**Exercise objective**. Read through the data and report every line in which the word "John" occurs.

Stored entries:
· · · · · · ·
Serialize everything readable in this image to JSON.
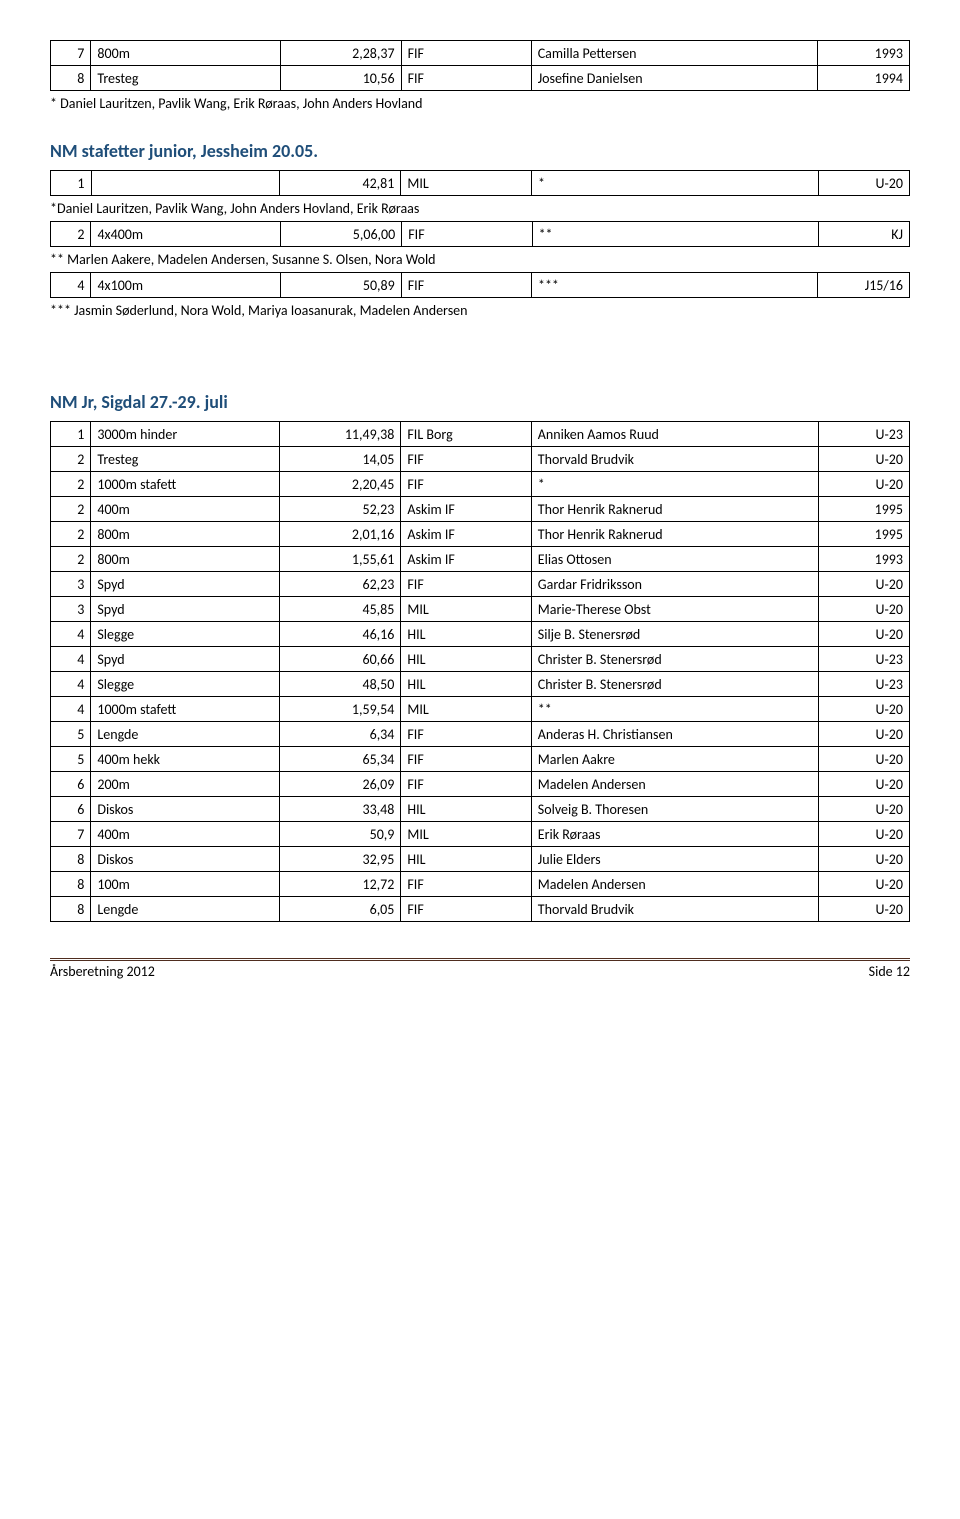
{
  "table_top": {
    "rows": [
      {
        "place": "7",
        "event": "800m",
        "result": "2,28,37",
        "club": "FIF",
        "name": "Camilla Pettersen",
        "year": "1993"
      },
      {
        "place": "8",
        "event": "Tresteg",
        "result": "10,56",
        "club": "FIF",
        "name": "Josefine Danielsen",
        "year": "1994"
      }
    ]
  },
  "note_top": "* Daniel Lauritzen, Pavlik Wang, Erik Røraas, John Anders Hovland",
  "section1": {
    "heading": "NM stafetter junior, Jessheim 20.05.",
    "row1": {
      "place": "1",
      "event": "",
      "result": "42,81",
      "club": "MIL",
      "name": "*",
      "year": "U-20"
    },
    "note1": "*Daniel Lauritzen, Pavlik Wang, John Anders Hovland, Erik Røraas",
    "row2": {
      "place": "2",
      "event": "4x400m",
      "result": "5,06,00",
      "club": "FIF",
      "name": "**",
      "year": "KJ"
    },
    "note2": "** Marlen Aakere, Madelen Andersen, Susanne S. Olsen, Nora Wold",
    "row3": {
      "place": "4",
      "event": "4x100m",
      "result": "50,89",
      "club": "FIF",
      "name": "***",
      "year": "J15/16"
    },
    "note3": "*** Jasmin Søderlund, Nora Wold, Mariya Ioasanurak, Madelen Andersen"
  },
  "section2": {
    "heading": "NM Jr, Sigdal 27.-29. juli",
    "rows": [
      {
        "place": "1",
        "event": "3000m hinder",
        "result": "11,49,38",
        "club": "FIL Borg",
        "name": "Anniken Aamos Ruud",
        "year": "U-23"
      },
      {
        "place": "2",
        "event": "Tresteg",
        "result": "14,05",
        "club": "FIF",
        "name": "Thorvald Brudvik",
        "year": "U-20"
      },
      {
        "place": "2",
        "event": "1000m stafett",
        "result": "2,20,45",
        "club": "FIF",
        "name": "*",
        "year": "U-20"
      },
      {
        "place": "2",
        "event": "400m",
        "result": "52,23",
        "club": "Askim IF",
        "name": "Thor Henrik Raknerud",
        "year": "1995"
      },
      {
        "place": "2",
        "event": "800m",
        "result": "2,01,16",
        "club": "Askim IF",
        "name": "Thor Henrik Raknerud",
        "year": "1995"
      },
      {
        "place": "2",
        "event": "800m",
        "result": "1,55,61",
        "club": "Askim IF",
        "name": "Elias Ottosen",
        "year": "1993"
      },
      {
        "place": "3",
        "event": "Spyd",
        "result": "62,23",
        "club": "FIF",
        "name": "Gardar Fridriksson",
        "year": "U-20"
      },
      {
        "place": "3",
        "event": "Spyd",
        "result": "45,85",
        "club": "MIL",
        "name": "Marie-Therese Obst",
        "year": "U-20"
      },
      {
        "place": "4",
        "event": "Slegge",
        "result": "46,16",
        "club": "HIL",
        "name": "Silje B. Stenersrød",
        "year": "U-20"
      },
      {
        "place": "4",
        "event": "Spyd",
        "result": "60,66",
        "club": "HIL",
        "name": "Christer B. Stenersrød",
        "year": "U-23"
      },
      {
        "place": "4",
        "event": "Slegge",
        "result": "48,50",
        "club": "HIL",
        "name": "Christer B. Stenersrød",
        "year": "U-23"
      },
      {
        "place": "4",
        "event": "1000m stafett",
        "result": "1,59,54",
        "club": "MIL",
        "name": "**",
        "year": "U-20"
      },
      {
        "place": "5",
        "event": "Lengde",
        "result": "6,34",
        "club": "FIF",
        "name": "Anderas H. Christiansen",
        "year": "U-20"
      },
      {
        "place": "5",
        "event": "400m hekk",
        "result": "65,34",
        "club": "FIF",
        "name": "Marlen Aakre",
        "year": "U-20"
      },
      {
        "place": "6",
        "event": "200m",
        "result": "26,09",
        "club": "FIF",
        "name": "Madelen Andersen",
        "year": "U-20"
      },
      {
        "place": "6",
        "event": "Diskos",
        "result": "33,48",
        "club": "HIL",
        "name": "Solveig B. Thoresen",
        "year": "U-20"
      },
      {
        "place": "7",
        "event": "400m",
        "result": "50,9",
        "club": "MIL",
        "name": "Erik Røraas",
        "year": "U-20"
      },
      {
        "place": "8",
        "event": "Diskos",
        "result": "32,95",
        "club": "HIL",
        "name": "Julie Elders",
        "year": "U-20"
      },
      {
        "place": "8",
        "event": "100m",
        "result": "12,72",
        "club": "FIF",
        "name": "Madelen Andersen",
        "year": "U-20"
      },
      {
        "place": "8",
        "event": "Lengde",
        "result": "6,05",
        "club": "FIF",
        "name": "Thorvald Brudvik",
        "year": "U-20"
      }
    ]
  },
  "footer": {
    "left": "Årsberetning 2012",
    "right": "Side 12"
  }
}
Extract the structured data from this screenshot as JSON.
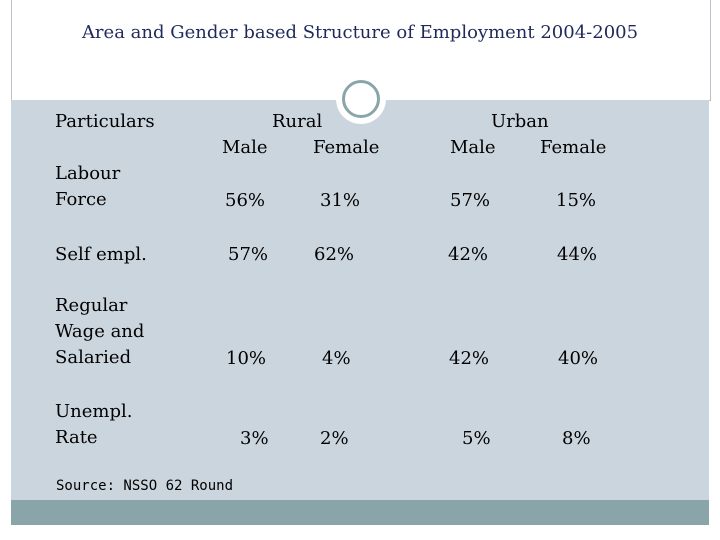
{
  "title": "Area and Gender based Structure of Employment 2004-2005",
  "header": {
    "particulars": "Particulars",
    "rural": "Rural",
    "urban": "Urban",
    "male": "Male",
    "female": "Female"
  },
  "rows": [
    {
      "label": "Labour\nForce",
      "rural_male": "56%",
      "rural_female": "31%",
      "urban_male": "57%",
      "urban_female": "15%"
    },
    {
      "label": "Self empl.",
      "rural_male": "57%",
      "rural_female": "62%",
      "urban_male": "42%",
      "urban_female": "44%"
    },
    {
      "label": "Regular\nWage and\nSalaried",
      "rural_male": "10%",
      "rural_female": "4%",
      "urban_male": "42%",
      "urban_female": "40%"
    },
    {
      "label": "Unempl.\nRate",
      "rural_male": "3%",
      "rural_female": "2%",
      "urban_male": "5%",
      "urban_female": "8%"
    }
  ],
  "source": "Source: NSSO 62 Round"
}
· · · · · · ·
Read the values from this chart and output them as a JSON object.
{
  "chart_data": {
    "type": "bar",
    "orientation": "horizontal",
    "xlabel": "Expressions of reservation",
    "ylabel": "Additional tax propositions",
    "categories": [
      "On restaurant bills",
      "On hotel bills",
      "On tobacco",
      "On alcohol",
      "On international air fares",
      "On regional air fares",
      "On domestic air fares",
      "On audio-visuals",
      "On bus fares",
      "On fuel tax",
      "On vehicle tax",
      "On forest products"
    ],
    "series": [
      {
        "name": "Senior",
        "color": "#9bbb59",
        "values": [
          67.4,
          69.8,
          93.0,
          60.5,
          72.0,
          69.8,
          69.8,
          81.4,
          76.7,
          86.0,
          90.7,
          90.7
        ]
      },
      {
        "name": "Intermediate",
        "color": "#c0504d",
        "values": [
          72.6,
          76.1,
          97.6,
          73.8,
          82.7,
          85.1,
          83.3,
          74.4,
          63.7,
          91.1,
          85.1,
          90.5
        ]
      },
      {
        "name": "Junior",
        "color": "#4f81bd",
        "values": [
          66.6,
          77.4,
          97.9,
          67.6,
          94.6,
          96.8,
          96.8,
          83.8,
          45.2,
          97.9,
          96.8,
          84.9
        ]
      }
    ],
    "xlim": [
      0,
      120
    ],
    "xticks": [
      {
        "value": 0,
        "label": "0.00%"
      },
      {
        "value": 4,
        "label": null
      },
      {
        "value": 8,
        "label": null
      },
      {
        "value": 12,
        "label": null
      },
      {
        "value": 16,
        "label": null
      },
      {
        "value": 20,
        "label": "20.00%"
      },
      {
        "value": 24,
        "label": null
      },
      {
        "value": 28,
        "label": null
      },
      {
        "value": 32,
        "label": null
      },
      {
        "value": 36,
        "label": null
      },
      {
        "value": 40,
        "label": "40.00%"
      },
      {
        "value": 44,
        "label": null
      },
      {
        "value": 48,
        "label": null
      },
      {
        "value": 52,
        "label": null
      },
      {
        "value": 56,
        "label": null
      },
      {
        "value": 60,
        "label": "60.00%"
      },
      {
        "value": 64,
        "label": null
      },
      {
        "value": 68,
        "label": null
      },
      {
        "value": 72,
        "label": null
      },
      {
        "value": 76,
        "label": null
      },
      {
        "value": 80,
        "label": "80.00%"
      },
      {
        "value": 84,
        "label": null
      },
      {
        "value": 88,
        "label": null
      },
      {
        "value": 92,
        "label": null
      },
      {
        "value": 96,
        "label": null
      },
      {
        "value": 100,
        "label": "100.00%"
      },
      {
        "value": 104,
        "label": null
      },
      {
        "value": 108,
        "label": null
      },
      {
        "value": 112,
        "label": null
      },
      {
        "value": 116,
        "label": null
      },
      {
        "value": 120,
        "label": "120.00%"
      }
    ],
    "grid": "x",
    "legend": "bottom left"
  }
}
· · · · · · ·
**Expected output**.
  "note_top": "* Daniel Lauritzen, Pavlik Wang, Erik Røraas, John Anders Hovland",
    "note1": "*Daniel Lauritzen, Pavlik Wang, John Anders Hovland, Erik Røraas",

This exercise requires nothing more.